Identifying your future needs early will help you make better financial decisions down the road.

Think about the likely expenses you’ll have as a retiree. How much might you receive from Social Security? Will you have rent or mortgage payments? How much should you save for retirement to cover your estimated retirement budget?

You can build your monthly savings plan around your expected future needs. Comparing these needs to your current income will help you determine if these goals are realistic and if you need to find new income streams.

Depending on how far off you are from when you’re planning to retire, you’ll need to consider other factors that can impact your future financial needs, like inflation or cost of living wherever you plan to retire.

2. Start saving for retirement

After identifying your retirement needs, consider opening a retirement account. You can make small contributions to start saving for retirement early on, so now is a great time to begin. To further maximize your savings, consider using a compound interest account — which pays interest on your initial deposit, recurring contributions, and the interest you earned in the past.

You’ll get the most value with these accounts over time because you’ll earn interest on the money you deposit, plus past interest earnings.

A good rule of thumb is to save 15% of your pretax income each year (or as near as your budget allows toward that goal).

There are multiple options for where to invest your money. A couple of the most common include individual retirement arrangements (or IRAs) and 401(k)s. Participating in your employer’s retirement program can be beneficial, since they may include company contributions in addition to your salary.

> [Dataset entries]:

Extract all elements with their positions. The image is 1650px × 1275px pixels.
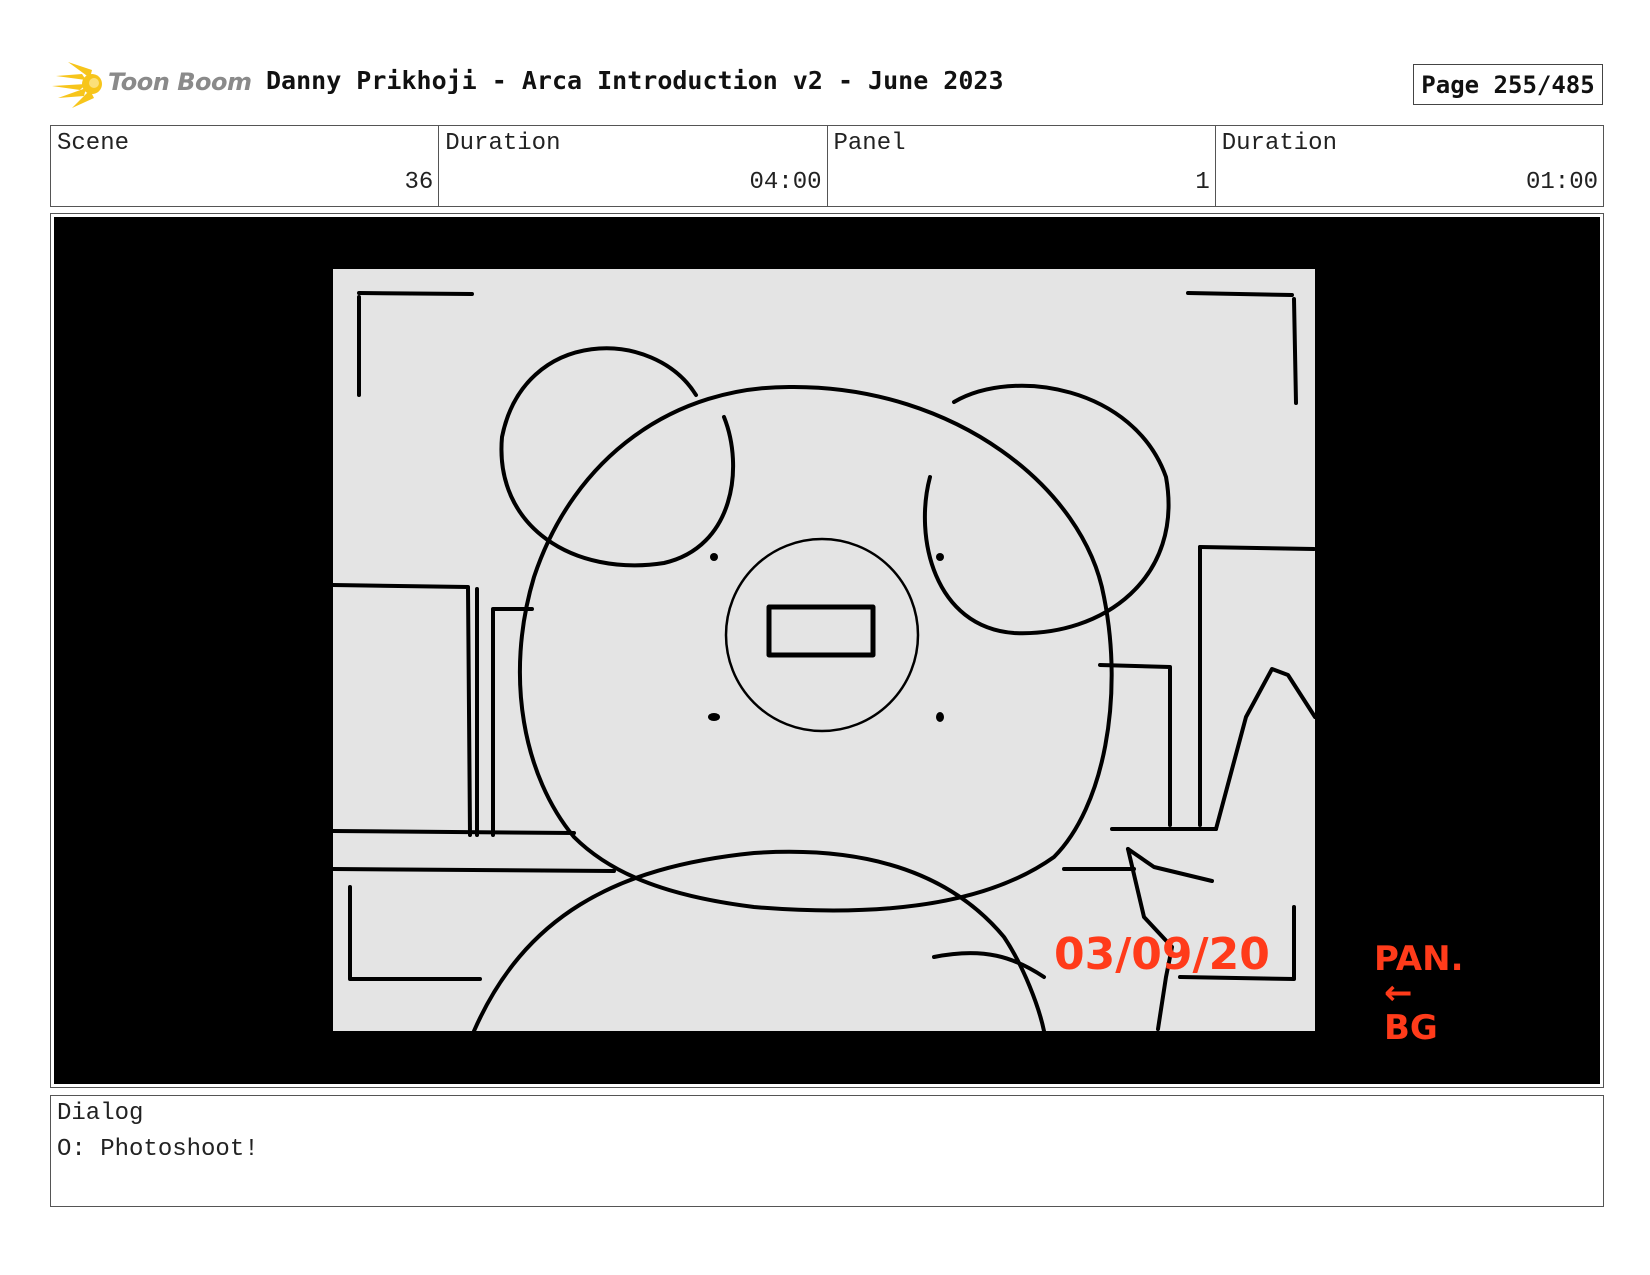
storyboard-sketch: 03/09/20 PAN. ← BG — [331, 269, 1463, 1048]
scene-info-table: Scene 36 Duration 04:00 Panel 1 Duration… — [50, 125, 1604, 207]
storyboard-panel: 03/09/20 PAN. ← BG — [54, 217, 1600, 1084]
dialog-text: O: Photoshoot! — [57, 1136, 259, 1163]
scene-label: Scene — [57, 130, 130, 157]
dialog-label: Dialog — [57, 1100, 144, 1127]
page-number: Page 255/485 — [1413, 64, 1603, 105]
panel-duration-value: 01:00 — [1525, 169, 1598, 196]
bg-note: BG — [1384, 1008, 1438, 1048]
panel-label: Panel — [833, 130, 906, 157]
scene-duration-label: Duration — [445, 130, 561, 157]
scene-value: 36 — [404, 169, 434, 196]
date-annotation: 03/09/20 — [1054, 929, 1270, 980]
scene-duration-value: 04:00 — [749, 169, 822, 196]
panel-duration-cell: Duration 01:00 — [1216, 126, 1603, 206]
logo-text: Toon Boom — [108, 68, 252, 96]
panel-value: 1 — [1195, 169, 1210, 196]
scene-cell: Scene 36 — [51, 126, 440, 206]
panel-cell: Panel 1 — [828, 126, 1216, 206]
dialog-box: Dialog O: Photoshoot! — [50, 1095, 1604, 1207]
pan-arrow: ← — [1384, 973, 1413, 1013]
page-title: Danny Prikhoji - Arca Introduction v2 - … — [266, 66, 1004, 95]
scene-duration-cell: Duration 04:00 — [439, 126, 828, 206]
storyboard-panel-frame: 03/09/20 PAN. ← BG — [50, 213, 1604, 1088]
panel-duration-label: Duration — [1221, 130, 1337, 157]
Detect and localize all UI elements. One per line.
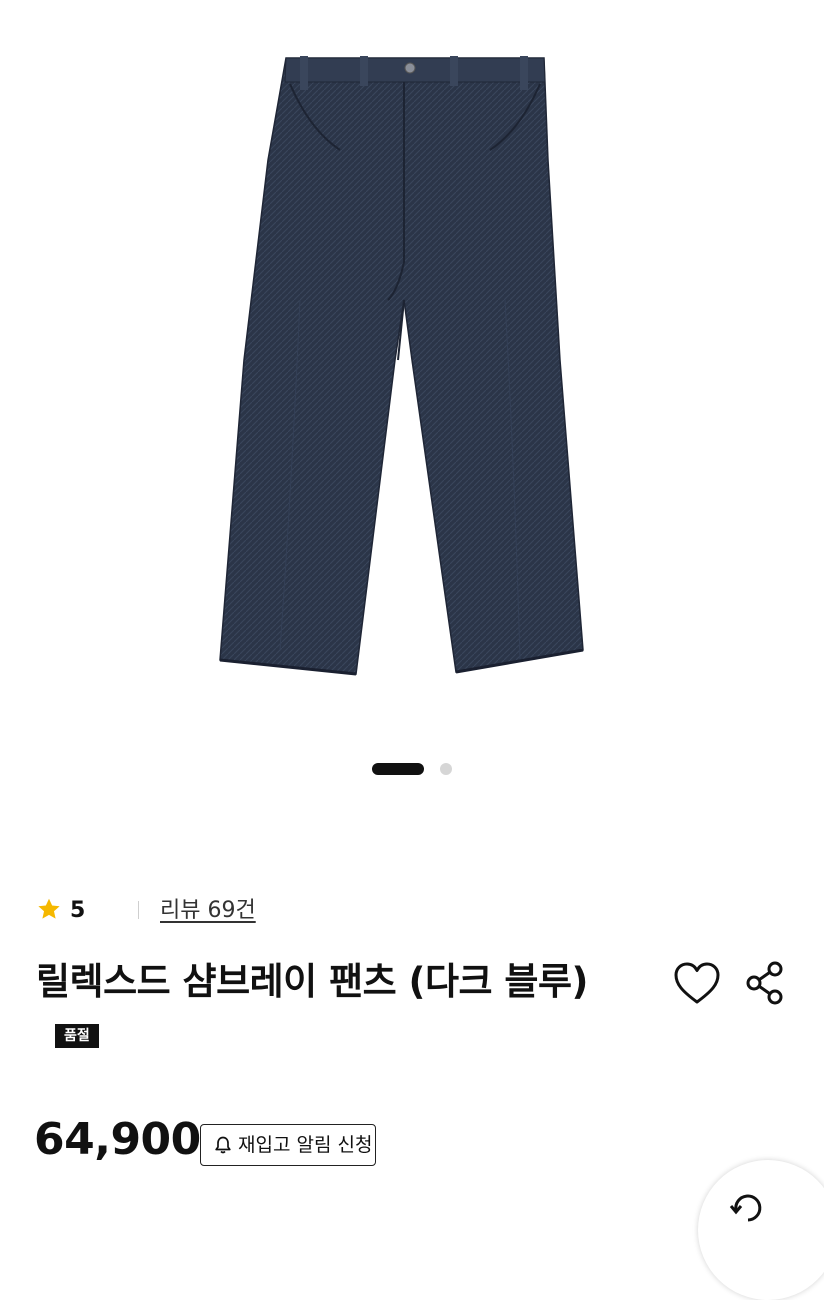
pants-illustration <box>219 56 584 676</box>
restock-alert-button[interactable]: 재입고 알림 신청 <box>200 1124 376 1166</box>
carousel-dot-active[interactable] <box>372 763 424 775</box>
price: 64,900 <box>34 1114 201 1165</box>
bell-icon <box>215 1136 231 1154</box>
floating-action-button[interactable] <box>698 1160 824 1300</box>
soldout-badge: 품절 <box>55 1024 99 1048</box>
carousel-dot[interactable] <box>440 763 452 775</box>
divider <box>138 901 139 919</box>
product-title: 릴렉스드 샴브레이 팬츠 (다크 블루) <box>36 960 588 1003</box>
restock-alert-label: 재입고 알림 신청 <box>238 1134 373 1156</box>
product-image[interactable] <box>0 0 824 740</box>
rating-value: 5 <box>70 898 86 923</box>
review-count-link[interactable]: 리뷰 69건 <box>160 894 256 928</box>
carousel-indicator <box>0 762 824 776</box>
star-icon <box>38 898 60 919</box>
refresh-icon <box>729 1194 762 1222</box>
share-icon[interactable] <box>744 960 786 1006</box>
heart-icon[interactable] <box>672 960 722 1006</box>
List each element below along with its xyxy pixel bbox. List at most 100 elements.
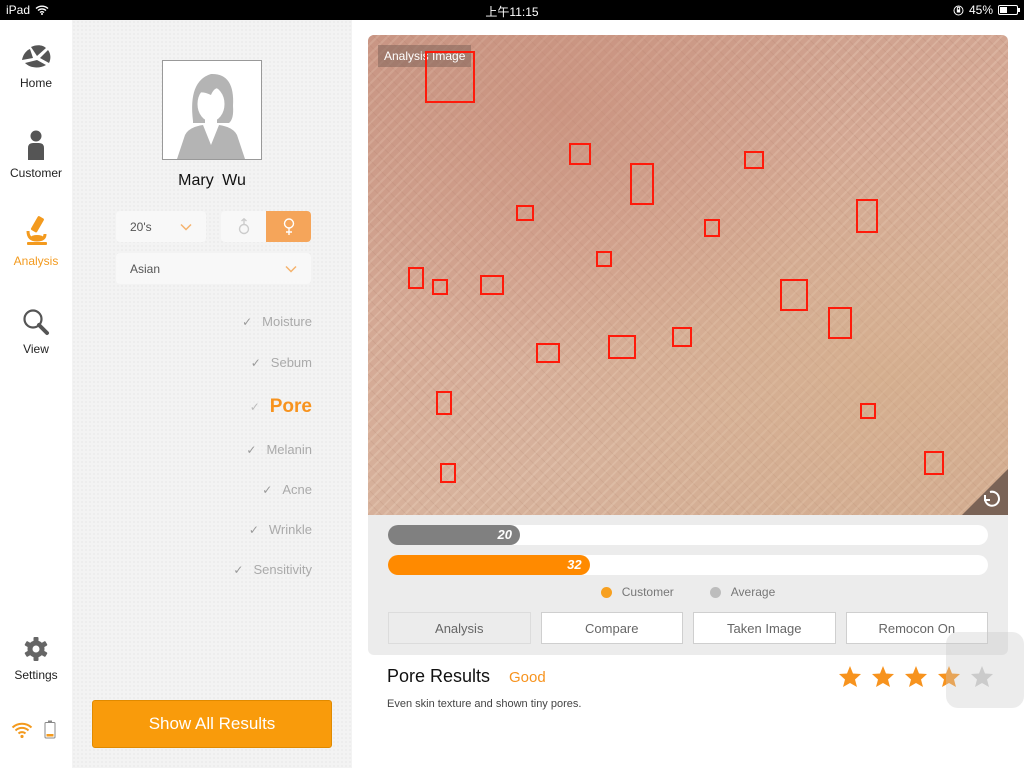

> [To do]:
**a)** According to the retirement planning passage, what share of pretax income is a good rule of thumb to save each year?
**b)** Carry on writing the retirement planning passage, starting right after its last sentence.
The rows have no connection to the retirement planning passage.

> [Expected outputs]:
**a)** 15% of your pretax income, or as near to that as your budget allows.

**b)**
3. Save for a house down payment

According to a 2022 survey, 74% of Americans view homeownership as the pinnacle of financial achievement over having children, a degree or a career.

Since real estate is normally an appreciating asset (meaning it earns value over time), purchasing a home instead of spending money on rent can be a great way to eliminate future expenses.

But remember that the money you’ll need to save for a down payment will depend on the cost of your desired home and type of mortgage you get. A down payment of at least 20% on a conventional loan can lower your interest rate and eliminate the need for private mortgage insurance.

4. Pay off credit card debt

Credit cards can allow you quick access to funds when you need them most, but carrying that debt month to month can quickly wipe out your financial progress. In a perfect world, you’ll pay off your credit card before your due date each month, without accruing any interest.

Use our debt repayment calculator to learn how long it will take to pay down your debt.

If you’re facing a large amount of credit card debt, it can seem daunting to pay it off. High interest rates can make that debt grow quickly. There are different approaches you can take to help reduce your debt — learn which method is right for you with our Guide to Debt.

5. Increase your earning potential

Evaluating where you want to be in five years is a great starting point for securing your financial future. Does your career path require a higher level of education than you currently have? Does your current job prevent growth?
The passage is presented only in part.